What is asked
Read through the entries below and return each line with the word "prostokąta".
** Start of Data shown **
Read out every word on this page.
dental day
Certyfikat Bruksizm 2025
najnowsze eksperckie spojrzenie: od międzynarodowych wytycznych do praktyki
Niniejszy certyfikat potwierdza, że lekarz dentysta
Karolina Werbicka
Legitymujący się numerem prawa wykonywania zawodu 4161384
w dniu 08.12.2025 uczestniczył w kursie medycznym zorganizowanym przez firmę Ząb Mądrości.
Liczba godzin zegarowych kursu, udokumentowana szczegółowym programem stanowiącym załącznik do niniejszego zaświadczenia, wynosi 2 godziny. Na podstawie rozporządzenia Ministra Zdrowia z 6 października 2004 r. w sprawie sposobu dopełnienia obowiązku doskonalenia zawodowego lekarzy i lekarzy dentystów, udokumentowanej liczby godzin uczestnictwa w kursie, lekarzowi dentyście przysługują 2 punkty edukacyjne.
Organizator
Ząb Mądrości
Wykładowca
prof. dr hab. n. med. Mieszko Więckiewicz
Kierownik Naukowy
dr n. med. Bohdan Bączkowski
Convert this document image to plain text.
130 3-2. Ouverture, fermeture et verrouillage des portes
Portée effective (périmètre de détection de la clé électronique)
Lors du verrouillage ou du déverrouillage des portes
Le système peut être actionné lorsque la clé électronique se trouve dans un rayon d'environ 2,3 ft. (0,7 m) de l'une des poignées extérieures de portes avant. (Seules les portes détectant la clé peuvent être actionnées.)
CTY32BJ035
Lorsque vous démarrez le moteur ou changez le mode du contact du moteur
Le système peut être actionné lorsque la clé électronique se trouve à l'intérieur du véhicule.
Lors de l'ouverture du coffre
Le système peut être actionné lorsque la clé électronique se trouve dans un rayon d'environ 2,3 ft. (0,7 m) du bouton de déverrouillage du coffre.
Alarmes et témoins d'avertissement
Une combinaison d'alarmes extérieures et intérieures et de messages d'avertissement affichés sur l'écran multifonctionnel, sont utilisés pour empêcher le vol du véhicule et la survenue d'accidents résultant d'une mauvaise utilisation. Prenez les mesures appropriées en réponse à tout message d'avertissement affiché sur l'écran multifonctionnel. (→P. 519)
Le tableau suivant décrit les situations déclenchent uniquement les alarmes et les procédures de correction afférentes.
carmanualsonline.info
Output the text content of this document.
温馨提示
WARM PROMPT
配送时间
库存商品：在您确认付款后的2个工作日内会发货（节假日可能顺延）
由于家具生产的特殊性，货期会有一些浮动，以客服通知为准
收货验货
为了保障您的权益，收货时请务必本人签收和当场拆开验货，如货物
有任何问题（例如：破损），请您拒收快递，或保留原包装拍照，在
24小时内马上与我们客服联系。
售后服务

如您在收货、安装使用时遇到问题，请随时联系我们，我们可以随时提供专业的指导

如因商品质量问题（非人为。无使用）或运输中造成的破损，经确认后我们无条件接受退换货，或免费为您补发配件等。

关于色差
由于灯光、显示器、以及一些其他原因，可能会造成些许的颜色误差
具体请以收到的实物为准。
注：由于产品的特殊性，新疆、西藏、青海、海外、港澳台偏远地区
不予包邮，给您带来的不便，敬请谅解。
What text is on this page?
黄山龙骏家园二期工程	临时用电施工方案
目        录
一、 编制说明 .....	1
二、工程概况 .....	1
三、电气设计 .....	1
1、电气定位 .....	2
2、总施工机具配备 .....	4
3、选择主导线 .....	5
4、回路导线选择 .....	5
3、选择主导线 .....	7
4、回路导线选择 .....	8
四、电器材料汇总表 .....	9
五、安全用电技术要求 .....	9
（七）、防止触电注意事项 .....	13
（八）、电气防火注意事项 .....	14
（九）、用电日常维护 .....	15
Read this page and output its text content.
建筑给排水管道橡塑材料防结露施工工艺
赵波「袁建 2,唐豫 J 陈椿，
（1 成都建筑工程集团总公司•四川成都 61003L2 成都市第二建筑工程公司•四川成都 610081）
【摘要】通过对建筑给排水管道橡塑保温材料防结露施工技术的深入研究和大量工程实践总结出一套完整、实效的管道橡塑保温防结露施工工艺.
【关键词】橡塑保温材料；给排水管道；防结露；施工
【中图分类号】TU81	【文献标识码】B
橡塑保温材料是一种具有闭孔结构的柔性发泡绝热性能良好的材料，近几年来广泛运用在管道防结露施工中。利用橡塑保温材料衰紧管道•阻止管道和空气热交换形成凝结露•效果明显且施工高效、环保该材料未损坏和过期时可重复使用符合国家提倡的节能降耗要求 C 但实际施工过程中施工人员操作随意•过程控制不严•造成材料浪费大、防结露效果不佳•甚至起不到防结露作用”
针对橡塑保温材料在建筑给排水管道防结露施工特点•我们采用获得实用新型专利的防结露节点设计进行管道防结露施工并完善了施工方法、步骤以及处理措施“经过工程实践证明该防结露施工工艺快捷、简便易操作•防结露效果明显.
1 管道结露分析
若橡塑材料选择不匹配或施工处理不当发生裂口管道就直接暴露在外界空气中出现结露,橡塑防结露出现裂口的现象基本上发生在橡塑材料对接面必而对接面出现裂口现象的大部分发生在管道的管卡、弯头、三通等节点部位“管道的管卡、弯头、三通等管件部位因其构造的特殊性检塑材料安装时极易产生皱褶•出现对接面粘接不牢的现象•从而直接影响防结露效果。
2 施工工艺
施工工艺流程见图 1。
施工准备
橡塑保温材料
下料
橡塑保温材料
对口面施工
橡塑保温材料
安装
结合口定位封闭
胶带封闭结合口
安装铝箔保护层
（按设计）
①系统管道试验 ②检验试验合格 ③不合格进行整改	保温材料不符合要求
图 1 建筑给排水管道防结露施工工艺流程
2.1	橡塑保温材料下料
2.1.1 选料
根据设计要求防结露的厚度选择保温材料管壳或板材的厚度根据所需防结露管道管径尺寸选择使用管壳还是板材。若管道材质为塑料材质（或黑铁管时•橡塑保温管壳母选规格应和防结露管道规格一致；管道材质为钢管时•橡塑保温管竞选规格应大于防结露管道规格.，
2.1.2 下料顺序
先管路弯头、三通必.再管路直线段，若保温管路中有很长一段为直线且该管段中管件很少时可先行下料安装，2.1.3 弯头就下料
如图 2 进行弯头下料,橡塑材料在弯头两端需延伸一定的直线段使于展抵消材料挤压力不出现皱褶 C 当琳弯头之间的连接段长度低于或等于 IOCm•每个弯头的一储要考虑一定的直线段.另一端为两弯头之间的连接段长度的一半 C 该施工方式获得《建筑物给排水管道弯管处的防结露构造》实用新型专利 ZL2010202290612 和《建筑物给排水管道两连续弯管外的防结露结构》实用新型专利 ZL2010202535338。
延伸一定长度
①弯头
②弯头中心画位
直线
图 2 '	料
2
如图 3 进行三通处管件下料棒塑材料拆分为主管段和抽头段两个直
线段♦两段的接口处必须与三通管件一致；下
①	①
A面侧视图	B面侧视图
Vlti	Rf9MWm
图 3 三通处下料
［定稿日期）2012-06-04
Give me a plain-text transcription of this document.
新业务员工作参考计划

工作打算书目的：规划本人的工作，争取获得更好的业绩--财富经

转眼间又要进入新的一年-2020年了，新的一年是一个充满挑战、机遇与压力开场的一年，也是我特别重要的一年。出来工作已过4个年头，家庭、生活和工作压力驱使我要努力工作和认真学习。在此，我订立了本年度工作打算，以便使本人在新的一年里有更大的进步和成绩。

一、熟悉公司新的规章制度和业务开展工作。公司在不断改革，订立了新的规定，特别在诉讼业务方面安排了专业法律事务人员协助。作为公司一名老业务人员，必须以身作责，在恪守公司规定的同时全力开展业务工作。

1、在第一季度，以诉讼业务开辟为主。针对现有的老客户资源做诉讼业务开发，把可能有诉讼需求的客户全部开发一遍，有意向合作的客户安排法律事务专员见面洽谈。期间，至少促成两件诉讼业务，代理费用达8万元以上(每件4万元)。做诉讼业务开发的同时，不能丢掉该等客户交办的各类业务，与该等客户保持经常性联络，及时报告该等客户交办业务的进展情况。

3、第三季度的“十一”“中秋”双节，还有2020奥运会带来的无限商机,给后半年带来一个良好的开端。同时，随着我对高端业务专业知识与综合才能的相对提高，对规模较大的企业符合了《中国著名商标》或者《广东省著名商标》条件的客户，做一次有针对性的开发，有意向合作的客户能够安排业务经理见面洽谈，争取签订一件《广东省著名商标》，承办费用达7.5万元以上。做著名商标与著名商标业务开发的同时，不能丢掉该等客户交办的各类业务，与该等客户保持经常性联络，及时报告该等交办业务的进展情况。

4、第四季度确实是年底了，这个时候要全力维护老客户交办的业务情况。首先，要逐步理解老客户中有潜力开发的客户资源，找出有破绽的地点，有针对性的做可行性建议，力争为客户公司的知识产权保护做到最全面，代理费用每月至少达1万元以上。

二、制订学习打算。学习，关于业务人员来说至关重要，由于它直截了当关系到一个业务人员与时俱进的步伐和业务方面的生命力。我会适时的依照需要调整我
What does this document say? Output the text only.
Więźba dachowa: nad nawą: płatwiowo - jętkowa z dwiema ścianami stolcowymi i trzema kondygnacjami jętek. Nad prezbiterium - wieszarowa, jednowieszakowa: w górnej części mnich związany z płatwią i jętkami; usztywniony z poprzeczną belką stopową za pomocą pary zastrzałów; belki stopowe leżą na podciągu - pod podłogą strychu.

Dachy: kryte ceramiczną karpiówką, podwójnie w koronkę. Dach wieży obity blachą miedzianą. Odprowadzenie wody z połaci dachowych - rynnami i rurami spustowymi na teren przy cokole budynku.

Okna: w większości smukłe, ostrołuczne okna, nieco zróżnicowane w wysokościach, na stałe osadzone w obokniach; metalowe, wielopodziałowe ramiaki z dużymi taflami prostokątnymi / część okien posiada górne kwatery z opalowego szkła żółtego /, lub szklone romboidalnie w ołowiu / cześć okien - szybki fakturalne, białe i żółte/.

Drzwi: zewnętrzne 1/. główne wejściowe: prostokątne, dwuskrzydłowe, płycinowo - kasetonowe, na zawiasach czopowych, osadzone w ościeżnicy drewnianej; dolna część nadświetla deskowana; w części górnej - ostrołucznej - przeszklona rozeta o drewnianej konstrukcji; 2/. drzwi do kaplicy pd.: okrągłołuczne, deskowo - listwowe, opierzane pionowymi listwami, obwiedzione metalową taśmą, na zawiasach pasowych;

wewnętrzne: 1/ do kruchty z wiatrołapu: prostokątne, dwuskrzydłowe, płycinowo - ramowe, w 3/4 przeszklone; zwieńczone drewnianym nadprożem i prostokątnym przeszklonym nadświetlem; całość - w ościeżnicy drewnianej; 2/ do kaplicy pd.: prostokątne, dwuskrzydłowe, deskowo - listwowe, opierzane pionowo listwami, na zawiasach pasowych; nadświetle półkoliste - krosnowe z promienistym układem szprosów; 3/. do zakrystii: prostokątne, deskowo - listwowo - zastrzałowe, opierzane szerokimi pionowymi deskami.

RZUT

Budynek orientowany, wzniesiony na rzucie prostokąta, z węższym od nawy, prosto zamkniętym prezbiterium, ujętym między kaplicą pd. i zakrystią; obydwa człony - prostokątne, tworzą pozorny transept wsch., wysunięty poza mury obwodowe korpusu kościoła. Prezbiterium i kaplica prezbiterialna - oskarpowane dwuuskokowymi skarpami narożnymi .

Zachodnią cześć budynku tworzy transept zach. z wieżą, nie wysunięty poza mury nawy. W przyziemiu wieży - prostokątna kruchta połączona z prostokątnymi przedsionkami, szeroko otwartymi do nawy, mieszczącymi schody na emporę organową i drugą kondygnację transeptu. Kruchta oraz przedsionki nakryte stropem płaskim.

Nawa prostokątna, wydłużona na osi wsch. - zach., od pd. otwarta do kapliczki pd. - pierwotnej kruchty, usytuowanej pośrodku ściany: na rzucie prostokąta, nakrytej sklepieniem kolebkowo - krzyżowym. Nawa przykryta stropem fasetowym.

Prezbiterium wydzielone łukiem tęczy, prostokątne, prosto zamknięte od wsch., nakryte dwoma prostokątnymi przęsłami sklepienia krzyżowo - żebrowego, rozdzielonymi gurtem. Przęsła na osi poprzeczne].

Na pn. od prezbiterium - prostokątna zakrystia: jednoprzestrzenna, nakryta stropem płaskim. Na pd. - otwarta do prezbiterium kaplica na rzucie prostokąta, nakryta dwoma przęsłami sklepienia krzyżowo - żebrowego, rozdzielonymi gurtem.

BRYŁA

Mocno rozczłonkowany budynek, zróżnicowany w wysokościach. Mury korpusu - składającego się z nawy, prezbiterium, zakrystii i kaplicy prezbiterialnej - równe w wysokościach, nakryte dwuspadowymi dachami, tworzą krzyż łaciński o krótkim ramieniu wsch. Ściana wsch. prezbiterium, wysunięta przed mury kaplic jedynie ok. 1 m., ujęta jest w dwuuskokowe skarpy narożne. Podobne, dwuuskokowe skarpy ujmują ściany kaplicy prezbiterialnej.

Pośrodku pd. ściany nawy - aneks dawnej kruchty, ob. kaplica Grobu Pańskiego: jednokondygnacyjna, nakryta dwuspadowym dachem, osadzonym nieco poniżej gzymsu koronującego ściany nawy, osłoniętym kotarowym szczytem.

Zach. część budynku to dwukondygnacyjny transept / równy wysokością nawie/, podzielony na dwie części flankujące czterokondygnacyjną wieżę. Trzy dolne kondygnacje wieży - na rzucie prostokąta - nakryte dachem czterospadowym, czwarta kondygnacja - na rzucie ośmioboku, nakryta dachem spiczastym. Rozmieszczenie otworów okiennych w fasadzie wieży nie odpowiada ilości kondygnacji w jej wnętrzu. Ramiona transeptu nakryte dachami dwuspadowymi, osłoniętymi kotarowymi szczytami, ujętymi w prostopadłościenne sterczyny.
** End of Data shown **
Correct response
Budynek orientowany, wzniesiony na rzucie prostokąta, z węższym od nawy, prosto zamkniętym prezbiterium, ujętym między kaplicą pd. i zakrystią; obydwa człony - prostokątne, tworzą pozorny transept wsch., wysunięty poza mury obwodowe korpusu kościoła. Prezbiterium i kaplica prezbiterialna - oskarpowane dwuuskokowymi skarpami narożnymi .
Nawa prostokątna, wydłużona na osi wsch. - zach., od pd. otwarta do kapliczki pd. - pierwotnej kruchty, usytuowanej pośrodku ściany: na rzucie prostokąta, nakrytej sklepieniem kolebkowo - krzyżowym. Nawa przykryta stropem fasetowym.
Na pn. od prezbiterium - prostokątna zakrystia: jednoprzestrzenna, nakryta stropem płaskim. Na pd. - otwarta do prezbiterium kaplica na rzucie prostokąta, nakryta dwoma przęsłami sklepienia krzyżowo - żebrowego, rozdzielonymi gurtem.
Zach. część budynku to dwukondygnacyjny transept / równy wysokością nawie/, podzielony na dwie części flankujące czterokondygnacyjną wieżę. Trzy dolne kondygnacje wieży - na rzucie prostokąta - nakryte dachem czterospadowym, czwarta kondygnacja - na rzucie ośmioboku, nakryta dachem spiczastym. Rozmieszczenie otworów okiennych w fasadzie wieży nie odpowiada ilości kondygnacji w jej wnętrzu. Ramiona transeptu nakryte dachami dwuspadowymi, osłoniętymi kotarowymi szczytami, ujętymi w prostopadłościenne sterczyny.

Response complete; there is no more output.